#### WHAT TO WORK ON:
Continue the excerpt from In the Realm of Hungry Ghosts, on compassionate curiosity toward addiction, starting after its last sentence.

#### EXTRACTED TEXT:
Excerpt: In the Realm of Hungry Ghosts

Posted by – May 24, 2019
Categories: Excerpt Health & Healing Psychology & Personal Growth Society & Politics

For Mental Health Awareness Month, we’re sharing an exclusive excerpt from one of our best-selling and most beloved books ever, In the Realm of Hungry Ghosts by Dr. Gabor Maté.

Based on Maté’s decades of experience as a medical doctor and his groundbreaking work with addicted populations in Vancouver, In the Realm of Hungry Ghosts: Close Encounters with Addiction is a radical re-envisioning of trauma, addiction, mental health, and the social systems that can support—or often inhibit—healing and growth. With a holistic lens, Dr. Maté explores the complex interplay of personal history, emotional development, behavior, and brain chemistry to promote compassionate self-understanding as a critical component of emotional healing.

As Dr. Maté says, 
My book, in short, is an attempt to bring light to core issues shrouded in darkness.

We hope you enjoy the excerpt below.

The Ecology of Healing: The Power of Compassionate Curiosity

When I’m reasonably balanced in my personal and spiritual life, I don’t have difficulty finding compassion for my addicted patients. I’m curious about their life histories and self-perceptions, and for the most part I’m able to avoid imposing judgments on them. As with [my patient] Clarissa, my aim is to open their eyes to the possibility of a nonjudgmental, compassionate curiosity toward themselves.

Things are very different when it comes to my own self in the midst of an addicted phase. Suffused with corrosive shame, I attempt to hide the self-loathing from my own sight with feigned joviality or self-justifying combativeness, neither of which do the job near adequately. As with my drug-dependent, fellow hungry ghosts, this slush of pitiless, negative self-judgment only intensifies the desire for escape and oblivion. The spiral of addiction-shame-addiction keeps swirling on.

#### DATA EXTRACTS:
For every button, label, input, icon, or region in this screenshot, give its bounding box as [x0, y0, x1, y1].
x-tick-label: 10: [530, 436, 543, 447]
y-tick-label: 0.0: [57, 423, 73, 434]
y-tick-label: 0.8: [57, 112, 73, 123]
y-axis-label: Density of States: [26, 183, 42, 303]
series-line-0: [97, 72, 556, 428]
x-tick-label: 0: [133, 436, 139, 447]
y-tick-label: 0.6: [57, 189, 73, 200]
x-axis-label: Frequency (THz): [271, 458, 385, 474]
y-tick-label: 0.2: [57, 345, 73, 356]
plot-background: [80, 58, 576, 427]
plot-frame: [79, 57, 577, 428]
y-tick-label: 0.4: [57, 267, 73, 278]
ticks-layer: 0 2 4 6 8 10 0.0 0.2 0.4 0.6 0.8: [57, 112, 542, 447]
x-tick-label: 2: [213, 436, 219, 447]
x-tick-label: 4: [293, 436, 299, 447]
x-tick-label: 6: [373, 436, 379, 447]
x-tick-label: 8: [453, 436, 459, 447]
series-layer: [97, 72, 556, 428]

#### ANSWER AREA:
As Dr. Bruce Perry said about drug addicts, “we need to be very loving, very accepting, and very patient with people who have these problems.” We also need to extend that same loving, accepting, and patient attitude toward ourselves. And, as Dr. Jaak Panksepp has suggested, to deal successfully with addictions we have to bring emotions back into healthy balance; we have to give ourselves “a chance to think about it.” When we’re awash in a poisonous soup of self-recrimination and shame,
we cannot think creatively.

Among the necessary initial moves toward sobriety is the directing of compassionate curiosity at oneself. Many teachings, from spiritual writings to psychological works, tell us that we need to look at ourselves this way. “In cultivating loving-kindness, we learn first to be honest, loving, and compassionate towards ourselves,” writes the American Buddhist nun Pema Chödrön. “Rather than nurturing self-denigration, we begin to cultivate a clear-seeing kindness.” Chödrön also suggests it’s a good idea to lighten up:

Being able to lighten up is the key to feeling at home with your body, mind, and emotions, to feeling worthy of living on this planet. . . . In addition to a sense of humor, a basic support for a joyful mind is curiosity, paying attention. . . . Happiness is not required, but being curious without a heavy judgmental attitude helps. If you are judgmental, you can even be curious about that.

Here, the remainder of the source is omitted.